§ SET TASK
Gather all lines containing the string "Januar" and copy them out.

§ DATA SUPPLIED

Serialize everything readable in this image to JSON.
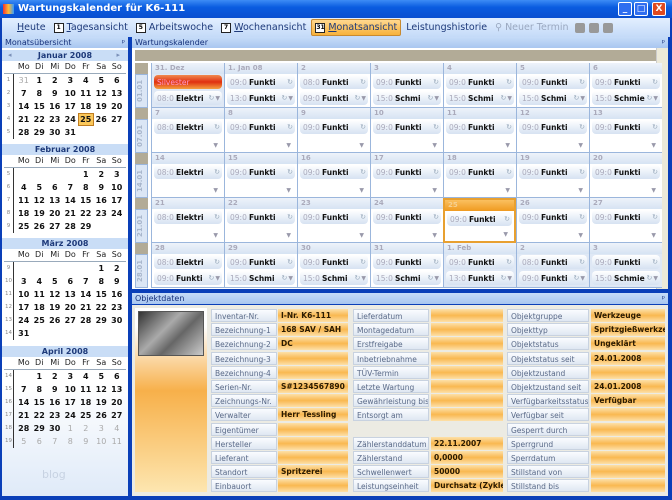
{
  "window": {
    "title": "Wartungskalender für K6-111",
    "min": "_",
    "max": "□",
    "close": "X"
  },
  "toolbar": [
    {
      "label": "Heute",
      "icon": "",
      "ul": "H",
      "rest": "eute"
    },
    {
      "label": "Tagesansicht",
      "icon": "1",
      "ul": "T",
      "rest": "agesansicht"
    },
    {
      "label": "Arbeitswoche",
      "icon": "5",
      "ul": "",
      "rest": "Arbeitswoche"
    },
    {
      "label": "Wochenansicht",
      "icon": "7",
      "ul": "W",
      "rest": "ochenansicht"
    },
    {
      "label": "Monatsansicht",
      "icon": "31",
      "ul": "M",
      "rest": "onatsansicht",
      "active": true
    },
    {
      "label": "Leistungshistorie",
      "icon": "",
      "ul": "",
      "rest": "Leistungshistorie"
    },
    {
      "label": "Neuer Termin",
      "icon": "",
      "ul": "",
      "rest": "Neuer Termin",
      "disabled": true
    }
  ],
  "left_panel": {
    "title": "Monatsübersicht",
    "pin": "ᵖ",
    "watermark": "blog",
    "weekdays": [
      "Mo",
      "Di",
      "Mi",
      "Do",
      "Fr",
      "Sa",
      "So"
    ],
    "selected": "25 Januar 2008",
    "months": [
      {
        "name": "Januar 2008",
        "weeks": [
          [
            "1",
            [
              "31o",
              "1",
              "2",
              "3",
              "4",
              "5",
              "6"
            ]
          ],
          [
            "2",
            [
              "7",
              "8",
              "9",
              "10",
              "11",
              "12",
              "13"
            ]
          ],
          [
            "3",
            [
              "14",
              "15",
              "16",
              "17",
              "18",
              "19",
              "20"
            ]
          ],
          [
            "4",
            [
              "21",
              "22",
              "23",
              "24",
              "25s",
              "26",
              "27"
            ]
          ],
          [
            "5",
            [
              "28",
              "29",
              "30",
              "31",
              "",
              "",
              ""
            ]
          ]
        ]
      },
      {
        "name": "Februar 2008",
        "weeks": [
          [
            "5",
            [
              "",
              "",
              "",
              "",
              "1",
              "2",
              "3"
            ]
          ],
          [
            "6",
            [
              "4",
              "5",
              "6",
              "7",
              "8",
              "9",
              "10"
            ]
          ],
          [
            "7",
            [
              "11",
              "12",
              "13",
              "14",
              "15",
              "16",
              "17"
            ]
          ],
          [
            "8",
            [
              "18",
              "19",
              "20",
              "21",
              "22",
              "23",
              "24"
            ]
          ],
          [
            "9",
            [
              "25",
              "26",
              "27",
              "28",
              "29",
              "",
              ""
            ]
          ]
        ]
      },
      {
        "name": "März 2008",
        "weeks": [
          [
            "9",
            [
              "",
              "",
              "",
              "",
              "",
              "1",
              "2"
            ]
          ],
          [
            "10",
            [
              "3",
              "4",
              "5",
              "6",
              "7",
              "8",
              "9"
            ]
          ],
          [
            "11",
            [
              "10",
              "11",
              "12",
              "13",
              "14",
              "15",
              "16"
            ]
          ],
          [
            "12",
            [
              "17",
              "18",
              "19",
              "20",
              "21",
              "22",
              "23"
            ]
          ],
          [
            "13",
            [
              "24",
              "25",
              "26",
              "27",
              "28",
              "29",
              "30"
            ]
          ],
          [
            "14",
            [
              "31",
              "",
              "",
              "",
              "",
              "",
              ""
            ]
          ]
        ]
      },
      {
        "name": "April 2008",
        "weeks": [
          [
            "14",
            [
              "",
              "1",
              "2",
              "3",
              "4",
              "5",
              "6"
            ]
          ],
          [
            "15",
            [
              "7",
              "8",
              "9",
              "10",
              "11",
              "12",
              "13"
            ]
          ],
          [
            "16",
            [
              "14",
              "15",
              "16",
              "17",
              "18",
              "19",
              "20"
            ]
          ],
          [
            "17",
            [
              "21",
              "22",
              "23",
              "24",
              "25",
              "26",
              "27"
            ]
          ],
          [
            "18",
            [
              "28",
              "29",
              "30",
              "1o",
              "2o",
              "3o",
              "4o"
            ]
          ],
          [
            "19",
            [
              "5o",
              "6o",
              "7o",
              "8o",
              "9o",
              "10o",
              "11o"
            ]
          ]
        ]
      }
    ]
  },
  "calendar": {
    "title": "Wartungskalender",
    "pin": "ᵖ",
    "weeks": [
      {
        "label": "01.01",
        "days": [
          {
            "d": "31. Dez",
            "other": true,
            "appts": [
              [
                "",
                "Silvester",
                "red"
              ],
              [
                "08:0",
                "Elektri"
              ]
            ]
          },
          {
            "d": "1. Jan 08",
            "appts": [
              [
                "09:0",
                "Funkti"
              ],
              [
                "13:0",
                "Funkti"
              ]
            ]
          },
          {
            "d": "2",
            "appts": [
              [
                "08:0",
                "Funkti"
              ],
              [
                "09:0",
                "Funkti"
              ]
            ]
          },
          {
            "d": "3",
            "appts": [
              [
                "09:0",
                "Funkti"
              ],
              [
                "15:0",
                "Schmi"
              ]
            ]
          },
          {
            "d": "4",
            "appts": [
              [
                "09:0",
                "Funkti"
              ],
              [
                "15:0",
                "Schmi"
              ]
            ]
          },
          {
            "d": "5",
            "appts": [
              [
                "09:0",
                "Funkti"
              ],
              [
                "15:0",
                "Schmi"
              ]
            ]
          },
          {
            "d": "6",
            "appts": [
              [
                "09:0",
                "Funkti"
              ],
              [
                "15:0",
                "Schmie"
              ]
            ]
          }
        ]
      },
      {
        "label": "07.01",
        "days": [
          {
            "d": "7",
            "appts": [
              [
                "08:0",
                "Elektri"
              ]
            ]
          },
          {
            "d": "8",
            "appts": [
              [
                "09:0",
                "Funkti"
              ]
            ]
          },
          {
            "d": "9",
            "appts": [
              [
                "09:0",
                "Funkti"
              ]
            ]
          },
          {
            "d": "10",
            "appts": [
              [
                "09:0",
                "Funkti"
              ]
            ]
          },
          {
            "d": "11",
            "appts": [
              [
                "09:0",
                "Funkti"
              ]
            ]
          },
          {
            "d": "12",
            "appts": [
              [
                "09:0",
                "Funkti"
              ]
            ]
          },
          {
            "d": "13",
            "appts": [
              [
                "09:0",
                "Funkti"
              ]
            ]
          }
        ]
      },
      {
        "label": "14.01",
        "days": [
          {
            "d": "14",
            "appts": [
              [
                "08:0",
                "Elektri"
              ]
            ]
          },
          {
            "d": "15",
            "appts": [
              [
                "09:0",
                "Funkti"
              ]
            ]
          },
          {
            "d": "16",
            "appts": [
              [
                "09:0",
                "Funkti"
              ]
            ]
          },
          {
            "d": "17",
            "appts": [
              [
                "09:0",
                "Funkti"
              ]
            ]
          },
          {
            "d": "18",
            "appts": [
              [
                "09:0",
                "Funkti"
              ]
            ]
          },
          {
            "d": "19",
            "appts": [
              [
                "09:0",
                "Funkti"
              ]
            ]
          },
          {
            "d": "20",
            "appts": [
              [
                "09:0",
                "Funkti"
              ]
            ]
          }
        ]
      },
      {
        "label": "21.01",
        "days": [
          {
            "d": "21",
            "appts": [
              [
                "08:0",
                "Elektri"
              ]
            ]
          },
          {
            "d": "22",
            "appts": [
              [
                "09:0",
                "Funkti"
              ]
            ]
          },
          {
            "d": "23",
            "appts": [
              [
                "09:0",
                "Funkti"
              ]
            ]
          },
          {
            "d": "24",
            "appts": [
              [
                "09:0",
                "Funkti"
              ]
            ]
          },
          {
            "d": "25",
            "today": true,
            "appts": [
              [
                "09:0",
                "Funkti"
              ]
            ]
          },
          {
            "d": "26",
            "appts": [
              [
                "09:0",
                "Funkti"
              ]
            ]
          },
          {
            "d": "27",
            "appts": [
              [
                "09:0",
                "Funkti"
              ]
            ]
          }
        ]
      },
      {
        "label": "28.01",
        "days": [
          {
            "d": "28",
            "appts": [
              [
                "08:0",
                "Elektri"
              ],
              [
                "09:0",
                "Funkti"
              ]
            ]
          },
          {
            "d": "29",
            "appts": [
              [
                "09:0",
                "Funkti"
              ],
              [
                "15:0",
                "Schmi"
              ]
            ]
          },
          {
            "d": "30",
            "appts": [
              [
                "09:0",
                "Funkti"
              ],
              [
                "15:0",
                "Schmi"
              ]
            ]
          },
          {
            "d": "31",
            "appts": [
              [
                "09:0",
                "Funkti"
              ],
              [
                "15:0",
                "Schmi"
              ]
            ]
          },
          {
            "d": "1. Feb",
            "other": true,
            "appts": [
              [
                "09:0",
                "Funkti"
              ],
              [
                "13:0",
                "Funkti"
              ]
            ]
          },
          {
            "d": "2",
            "other": true,
            "appts": [
              [
                "08:0",
                "Funkti"
              ],
              [
                "09:0",
                "Funkti"
              ]
            ]
          },
          {
            "d": "3",
            "other": true,
            "appts": [
              [
                "09:0",
                "Funkti"
              ],
              [
                "15:0",
                "Schmie"
              ]
            ]
          }
        ]
      }
    ]
  },
  "objektdaten": {
    "title": "Objektdaten",
    "pin": "ᵖ",
    "col1": [
      [
        "Inventar-Nr.",
        "I-Nr. K6-111"
      ],
      [
        "Bezeichnung-1",
        "168 SAV / SAH"
      ],
      [
        "Bezeichnung-2",
        "DC"
      ],
      [
        "Bezeichnung-3",
        ""
      ],
      [
        "Bezeichnung-4",
        ""
      ],
      [
        "Serien-Nr.",
        "S#1234567890"
      ],
      [
        "Zeichnungs-Nr.",
        ""
      ],
      [
        "Verwalter",
        "Herr Tessling"
      ],
      [
        "Eigentümer",
        ""
      ],
      [
        "Hersteller",
        ""
      ],
      [
        "Lieferant",
        ""
      ],
      [
        "Standort",
        "Spritzerei"
      ],
      [
        "Einbauort",
        ""
      ]
    ],
    "col2": [
      [
        "Lieferdatum",
        ""
      ],
      [
        "Montagedatum",
        ""
      ],
      [
        "Erstfreigabe",
        ""
      ],
      [
        "Inbetriebnahme",
        ""
      ],
      [
        "TÜV-Termin",
        ""
      ],
      [
        "Letzte Wartung",
        ""
      ],
      [
        "Gewährleistung bis",
        ""
      ],
      [
        "Entsorgt am",
        ""
      ],
      null,
      [
        "Zählerstanddatum",
        "22.11.2007"
      ],
      [
        "Zählerstand",
        "0,0000"
      ],
      [
        "Schwellenwert",
        "50000"
      ],
      [
        "Leistungseinheit",
        "Durchsatz (Zyklen/"
      ]
    ],
    "col3": [
      [
        "Objektgruppe",
        "Werkzeuge"
      ],
      [
        "Objekttyp",
        "Spritzgießwerkzeug"
      ],
      [
        "Objektstatus",
        "Ungeklärt"
      ],
      [
        "Objektstatus seit",
        "24.01.2008"
      ],
      [
        "Objektzustand",
        ""
      ],
      [
        "Objektzustand seit",
        "24.01.2008"
      ],
      [
        "Verfügbarkeitsstatus",
        "Verfügbar"
      ],
      [
        "Verfügbar seit",
        ""
      ],
      [
        "Gesperrt durch",
        ""
      ],
      [
        "Sperrgrund",
        ""
      ],
      [
        "Sperrdatum",
        ""
      ],
      [
        "Stillstand von",
        ""
      ],
      [
        "Stillstand bis",
        ""
      ]
    ]
  }
}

§ OUTPUT
    "selected": "25 Januar 2008",
        "name": "Januar 2008",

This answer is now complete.